• _Problem_
Can all of these lines be returned exactly?

• _Figure contents as structured data_
** START **
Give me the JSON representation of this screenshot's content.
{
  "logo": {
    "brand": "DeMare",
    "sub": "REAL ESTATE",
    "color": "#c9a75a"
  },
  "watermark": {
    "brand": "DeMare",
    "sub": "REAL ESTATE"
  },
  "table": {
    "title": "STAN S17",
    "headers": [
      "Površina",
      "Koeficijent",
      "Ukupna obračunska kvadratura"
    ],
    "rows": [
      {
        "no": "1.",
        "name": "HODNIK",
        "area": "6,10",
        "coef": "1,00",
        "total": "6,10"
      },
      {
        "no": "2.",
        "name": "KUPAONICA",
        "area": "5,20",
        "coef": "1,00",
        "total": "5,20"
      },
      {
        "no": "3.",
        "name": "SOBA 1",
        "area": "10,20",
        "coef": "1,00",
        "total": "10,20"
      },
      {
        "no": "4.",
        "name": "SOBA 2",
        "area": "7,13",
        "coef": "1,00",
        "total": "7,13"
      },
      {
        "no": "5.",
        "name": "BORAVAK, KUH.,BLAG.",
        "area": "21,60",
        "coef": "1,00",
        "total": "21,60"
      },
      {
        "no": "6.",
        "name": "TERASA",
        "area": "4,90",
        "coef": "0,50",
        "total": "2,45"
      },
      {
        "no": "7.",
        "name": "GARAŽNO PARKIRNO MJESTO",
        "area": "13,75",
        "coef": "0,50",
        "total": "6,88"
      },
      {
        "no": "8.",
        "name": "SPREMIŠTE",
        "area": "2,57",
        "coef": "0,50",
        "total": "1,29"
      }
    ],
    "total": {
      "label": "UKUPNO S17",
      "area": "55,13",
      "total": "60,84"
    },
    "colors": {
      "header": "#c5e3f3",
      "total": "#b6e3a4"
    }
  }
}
** END **
• _Response for this exercise_
Give me the JSON representation of this screenshot's content.
{
  "logo": {
    "brand": "DeMare",
    "sub": "REAL ESTATE",
    "color": "#c9a75a"
  },
  "watermark": {
    "brand": "DeMare",
    "sub": "REAL ESTATE"
  },
  "table": {
    "title": "STAN S17",
    "headers": [
      "Površina",
      "Koeficijent",
      "Ukupna obračunska kvadratura"
    ],
    "rows": [
      {
        "no": "1.",
        "name": "HODNIK",
        "area": "6,10",
        "coef": "1,00",
        "total": "6,10"
      },
      {
        "no": "2.",
        "name": "KUPAONICA",
        "area": "5,20",
        "coef": "1,00",
        "total": "5,20"
      },
      {
        "no": "3.",
        "name": "SOBA 1",
        "area": "10,20",
        "coef": "1,00",
        "total": "10,20"
      },
      {
        "no": "4.",
        "name": "SOBA 2",
        "area": "7,13",
        "coef": "1,00",
        "total": "7,13"
      },
      {
        "no": "5.",
        "name": "BORAVAK, KUH.,BLAG.",
        "area": "21,60",
        "coef": "1,00",
        "total": "21,60"
      },
      {
        "no": "6.",
        "name": "TERASA",
        "area": "4,90",
        "coef": "0,50",
        "total": "2,45"
      },
      {
        "no": "7.",
        "name": "GARAŽNO PARKIRNO MJESTO",
        "area": "13,75",
        "coef": "0,50",
        "total": "6,88"
      },
      {
        "no": "8.",
        "name": "SPREMIŠTE",
        "area": "2,57",
        "coef": "0,50",
        "total": "1,29"
      }
    ],
    "total": {
      "label": "UKUPNO S17",
      "area": "55,13",
      "total": "60,84"
    },
    "colors": {
      "header": "#c5e3f3",
      "total": "#b6e3a4"
    }
  }
}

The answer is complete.